Goal of the exercise:
Can you reproduce the data beneath, keeping every line exact?
===== Dataset extract =====
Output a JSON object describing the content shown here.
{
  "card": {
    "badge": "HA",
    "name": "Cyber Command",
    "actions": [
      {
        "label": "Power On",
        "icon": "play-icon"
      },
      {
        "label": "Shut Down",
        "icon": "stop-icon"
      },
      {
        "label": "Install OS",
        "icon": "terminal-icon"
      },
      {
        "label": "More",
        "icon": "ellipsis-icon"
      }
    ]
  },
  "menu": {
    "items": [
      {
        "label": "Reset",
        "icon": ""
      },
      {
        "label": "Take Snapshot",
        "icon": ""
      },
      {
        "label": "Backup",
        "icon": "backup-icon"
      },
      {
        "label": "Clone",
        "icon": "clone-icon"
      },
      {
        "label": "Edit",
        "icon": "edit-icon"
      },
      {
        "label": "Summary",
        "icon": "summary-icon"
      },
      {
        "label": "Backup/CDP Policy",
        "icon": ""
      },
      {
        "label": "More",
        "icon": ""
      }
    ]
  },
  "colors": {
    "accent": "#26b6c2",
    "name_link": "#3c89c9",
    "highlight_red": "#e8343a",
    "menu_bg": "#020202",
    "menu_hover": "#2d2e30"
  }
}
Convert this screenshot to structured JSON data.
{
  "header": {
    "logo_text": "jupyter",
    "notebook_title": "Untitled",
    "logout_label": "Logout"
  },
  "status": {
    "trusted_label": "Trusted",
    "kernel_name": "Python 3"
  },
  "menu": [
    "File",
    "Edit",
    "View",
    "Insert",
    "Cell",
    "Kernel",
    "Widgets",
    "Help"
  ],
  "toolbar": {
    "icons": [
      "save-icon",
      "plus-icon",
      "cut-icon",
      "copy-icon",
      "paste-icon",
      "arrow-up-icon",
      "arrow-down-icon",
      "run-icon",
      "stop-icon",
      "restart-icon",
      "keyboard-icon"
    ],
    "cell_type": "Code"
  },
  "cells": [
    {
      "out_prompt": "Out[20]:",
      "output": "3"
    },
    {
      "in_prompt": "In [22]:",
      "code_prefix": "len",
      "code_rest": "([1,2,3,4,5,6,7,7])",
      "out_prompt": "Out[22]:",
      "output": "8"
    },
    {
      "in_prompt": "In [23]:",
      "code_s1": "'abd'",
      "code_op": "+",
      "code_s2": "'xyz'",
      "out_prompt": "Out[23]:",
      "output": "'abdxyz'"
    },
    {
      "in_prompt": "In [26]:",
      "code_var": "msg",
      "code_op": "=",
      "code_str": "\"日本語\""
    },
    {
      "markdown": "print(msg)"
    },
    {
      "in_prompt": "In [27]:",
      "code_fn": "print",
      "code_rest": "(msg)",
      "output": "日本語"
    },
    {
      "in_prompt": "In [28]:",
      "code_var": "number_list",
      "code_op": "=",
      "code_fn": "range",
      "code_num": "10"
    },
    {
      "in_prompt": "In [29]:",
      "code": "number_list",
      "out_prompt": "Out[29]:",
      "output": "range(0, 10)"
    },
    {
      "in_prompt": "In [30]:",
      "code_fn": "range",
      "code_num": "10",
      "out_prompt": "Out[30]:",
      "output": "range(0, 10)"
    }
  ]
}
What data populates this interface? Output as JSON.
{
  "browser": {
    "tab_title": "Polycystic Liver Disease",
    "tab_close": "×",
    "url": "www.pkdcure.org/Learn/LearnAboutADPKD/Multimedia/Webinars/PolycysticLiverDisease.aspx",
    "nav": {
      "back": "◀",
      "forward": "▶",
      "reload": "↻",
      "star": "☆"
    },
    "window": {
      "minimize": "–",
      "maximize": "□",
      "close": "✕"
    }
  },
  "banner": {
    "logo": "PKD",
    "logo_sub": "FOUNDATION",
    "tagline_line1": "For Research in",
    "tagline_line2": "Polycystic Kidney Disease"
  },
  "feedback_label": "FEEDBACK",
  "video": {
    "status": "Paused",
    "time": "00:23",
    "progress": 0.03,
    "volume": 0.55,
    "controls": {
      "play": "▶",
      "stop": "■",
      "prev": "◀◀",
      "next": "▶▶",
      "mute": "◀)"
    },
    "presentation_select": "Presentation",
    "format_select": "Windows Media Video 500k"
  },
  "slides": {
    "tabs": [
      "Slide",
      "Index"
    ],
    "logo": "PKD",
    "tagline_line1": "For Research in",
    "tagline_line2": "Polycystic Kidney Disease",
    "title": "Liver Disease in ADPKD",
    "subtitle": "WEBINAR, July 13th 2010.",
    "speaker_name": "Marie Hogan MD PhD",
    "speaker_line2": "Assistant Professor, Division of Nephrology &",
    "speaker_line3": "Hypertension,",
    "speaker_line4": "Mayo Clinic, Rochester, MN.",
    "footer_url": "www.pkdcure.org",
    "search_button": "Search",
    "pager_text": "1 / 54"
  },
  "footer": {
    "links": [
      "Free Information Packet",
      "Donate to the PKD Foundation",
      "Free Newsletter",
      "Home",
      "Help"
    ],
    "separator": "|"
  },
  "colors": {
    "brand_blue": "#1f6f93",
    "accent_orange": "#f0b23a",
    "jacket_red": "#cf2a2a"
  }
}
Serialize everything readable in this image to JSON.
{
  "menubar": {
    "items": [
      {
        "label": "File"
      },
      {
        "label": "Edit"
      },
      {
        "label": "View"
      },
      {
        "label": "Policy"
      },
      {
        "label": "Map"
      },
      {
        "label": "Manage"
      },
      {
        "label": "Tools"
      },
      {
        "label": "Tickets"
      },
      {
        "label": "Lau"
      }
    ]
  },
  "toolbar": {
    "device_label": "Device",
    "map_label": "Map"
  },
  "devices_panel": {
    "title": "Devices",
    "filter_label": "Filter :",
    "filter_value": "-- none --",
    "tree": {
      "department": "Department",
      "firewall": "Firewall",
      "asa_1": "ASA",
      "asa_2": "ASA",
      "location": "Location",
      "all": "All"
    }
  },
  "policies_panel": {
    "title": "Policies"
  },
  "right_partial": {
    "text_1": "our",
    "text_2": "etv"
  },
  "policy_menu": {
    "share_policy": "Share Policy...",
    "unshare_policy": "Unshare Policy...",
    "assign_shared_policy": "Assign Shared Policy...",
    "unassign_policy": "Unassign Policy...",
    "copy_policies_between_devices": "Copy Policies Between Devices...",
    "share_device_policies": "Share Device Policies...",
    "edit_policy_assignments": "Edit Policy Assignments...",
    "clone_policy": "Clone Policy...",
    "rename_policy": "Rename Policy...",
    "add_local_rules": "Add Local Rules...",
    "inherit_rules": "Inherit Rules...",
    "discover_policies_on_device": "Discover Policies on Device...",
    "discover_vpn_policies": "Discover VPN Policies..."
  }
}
=====
Task answer:
Output a JSON object describing the content shown here.
{
  "card": {
    "badge": "HA",
    "name": "Cyber Command",
    "actions": [
      {
        "label": "Power On",
        "icon": "play-icon"
      },
      {
        "label": "Shut Down",
        "icon": "stop-icon"
      },
      {
        "label": "Install OS",
        "icon": "terminal-icon"
      },
      {
        "label": "More",
        "icon": "ellipsis-icon"
      }
    ]
  },
  "menu": {
    "items": [
      {
        "label": "Reset",
        "icon": ""
      },
      {
        "label": "Take Snapshot",
        "icon": ""
      },
      {
        "label": "Backup",
        "icon": "backup-icon"
      },
      {
        "label": "Clone",
        "icon": "clone-icon"
      },
      {
        "label": "Edit",
        "icon": "edit-icon"
      },
      {
        "label": "Summary",
        "icon": "summary-icon"
      },
      {
        "label": "Backup/CDP Policy",
        "icon": ""
      },
      {
        "label": "More",
        "icon": ""
      }
    ]
  },
  "colors": {
    "accent": "#26b6c2",
    "name_link": "#3c89c9",
    "highlight_red": "#e8343a",
    "menu_bg": "#020202",
    "menu_hover": "#2d2e30"
  }
}
Convert this screenshot to structured JSON data.
{
  "header": {
    "logo_text": "jupyter",
    "notebook_title": "Untitled",
    "logout_label": "Logout"
  },
  "status": {
    "trusted_label": "Trusted",
    "kernel_name": "Python 3"
  },
  "menu": [
    "File",
    "Edit",
    "View",
    "Insert",
    "Cell",
    "Kernel",
    "Widgets",
    "Help"
  ],
  "toolbar": {
    "icons": [
      "save-icon",
      "plus-icon",
      "cut-icon",
      "copy-icon",
      "paste-icon",
      "arrow-up-icon",
      "arrow-down-icon",
      "run-icon",
      "stop-icon",
      "restart-icon",
      "keyboard-icon"
    ],
    "cell_type": "Code"
  },
  "cells": [
    {
      "out_prompt": "Out[20]:",
      "output": "3"
    },
    {
      "in_prompt": "In [22]:",
      "code_prefix": "len",
      "code_rest": "([1,2,3,4,5,6,7,7])",
      "out_prompt": "Out[22]:",
      "output": "8"
    },
    {
      "in_prompt": "In [23]:",
      "code_s1": "'abd'",
      "code_op": "+",
      "code_s2": "'xyz'",
      "out_prompt": "Out[23]:",
      "output": "'abdxyz'"
    },
    {
      "in_prompt": "In [26]:",
      "code_var": "msg",
      "code_op": "=",
      "code_str": "\"日本語\""
    },
    {
      "markdown": "print(msg)"
    },
    {
      "in_prompt": "In [27]:",
      "code_fn": "print",
      "code_rest": "(msg)",
      "output": "日本語"
    },
    {
      "in_prompt": "In [28]:",
      "code_var": "number_list",
      "code_op": "=",
      "code_fn": "range",
      "code_num": "10"
    },
    {
      "in_prompt": "In [29]:",
      "code": "number_list",
      "out_prompt": "Out[29]:",
      "output": "range(0, 10)"
    },
    {
      "in_prompt": "In [30]:",
      "code_fn": "range",
      "code_num": "10",
      "out_prompt": "Out[30]:",
      "output": "range(0, 10)"
    }
  ]
}
What data populates this interface? Output as JSON.
{
  "browser": {
    "tab_title": "Polycystic Liver Disease",
    "tab_close": "×",
    "url": "www.pkdcure.org/Learn/LearnAboutADPKD/Multimedia/Webinars/PolycysticLiverDisease.aspx",
    "nav": {
      "back": "◀",
      "forward": "▶",
      "reload": "↻",
      "star": "☆"
    },
    "window": {
      "minimize": "–",
      "maximize": "□",
      "close": "✕"
    }
  },
  "banner": {
    "logo": "PKD",
    "logo_sub": "FOUNDATION",
    "tagline_line1": "For Research in",
    "tagline_line2": "Polycystic Kidney Disease"
  },
  "feedback_label": "FEEDBACK",
  "video": {
    "status": "Paused",
    "time": "00:23",
    "progress": 0.03,
    "volume": 0.55,
    "controls": {
      "play": "▶",
      "stop": "■",
      "prev": "◀◀",
      "next": "▶▶",
      "mute": "◀)"
    },
    "presentation_select": "Presentation",
    "format_select": "Windows Media Video 500k"
  },
  "slides": {
    "tabs": [
      "Slide",
      "Index"
    ],
    "logo": "PKD",
    "tagline_line1": "For Research in",
    "tagline_line2": "Polycystic Kidney Disease",
    "title": "Liver Disease in ADPKD",
    "subtitle": "WEBINAR, July 13th 2010.",
    "speaker_name": "Marie Hogan MD PhD",
    "speaker_line2": "Assistant Professor, Division of Nephrology &",
    "speaker_line3": "Hypertension,",
    "speaker_line4": "Mayo Clinic, Rochester, MN.",
    "footer_url": "www.pkdcure.org",
    "search_button": "Search",
    "pager_text": "1 / 54"
  },
  "footer": {
    "links": [
      "Free Information Packet",
      "Donate to the PKD Foundation",
      "Free Newsletter",
      "Home",
      "Help"
    ],
    "separator": "|"
  },
  "colors": {
    "brand_blue": "#1f6f93",
    "accent_orange": "#f0b23a",
    "jacket_red": "#cf2a2a"
  }
}
Serialize everything readable in this image to JSON.
{
  "menubar": {
    "items": [
      {
        "label": "File"
      },
      {
        "label": "Edit"
      },
      {
        "label": "View"
      },
      {
        "label": "Policy"
      },
      {
        "label": "Map"
      },
      {
        "label": "Manage"
      },
      {
        "label": "Tools"
      },
      {
        "label": "Tickets"
      },
      {
        "label": "Lau"
      }
    ]
  },
  "toolbar": {
    "device_label": "Device",
    "map_label": "Map"
  },
  "devices_panel": {
    "title": "Devices",
    "filter_label": "Filter :",
    "filter_value": "-- none --",
    "tree": {
      "department": "Department",
      "firewall": "Firewall",
      "asa_1": "ASA",
      "asa_2": "ASA",
      "location": "Location",
      "all": "All"
    }
  },
  "policies_panel": {
    "title": "Policies"
  },
  "right_partial": {
    "text_1": "our",
    "text_2": "etv"
  },
  "policy_menu": {
    "share_policy": "Share Policy...",
    "unshare_policy": "Unshare Policy...",
    "assign_shared_policy": "Assign Shared Policy...",
    "unassign_policy": "Unassign Policy...",
    "copy_policies_between_devices": "Copy Policies Between Devices...",
    "share_device_policies": "Share Device Policies...",
    "edit_policy_assignments": "Edit Policy Assignments...",
    "clone_policy": "Clone Policy...",
    "rename_policy": "Rename Policy...",
    "add_local_rules": "Add Local Rules...",
    "inherit_rules": "Inherit Rules...",
    "discover_policies_on_device": "Discover Policies on Device...",
    "discover_vpn_policies": "Discover VPN Policies..."
  }
}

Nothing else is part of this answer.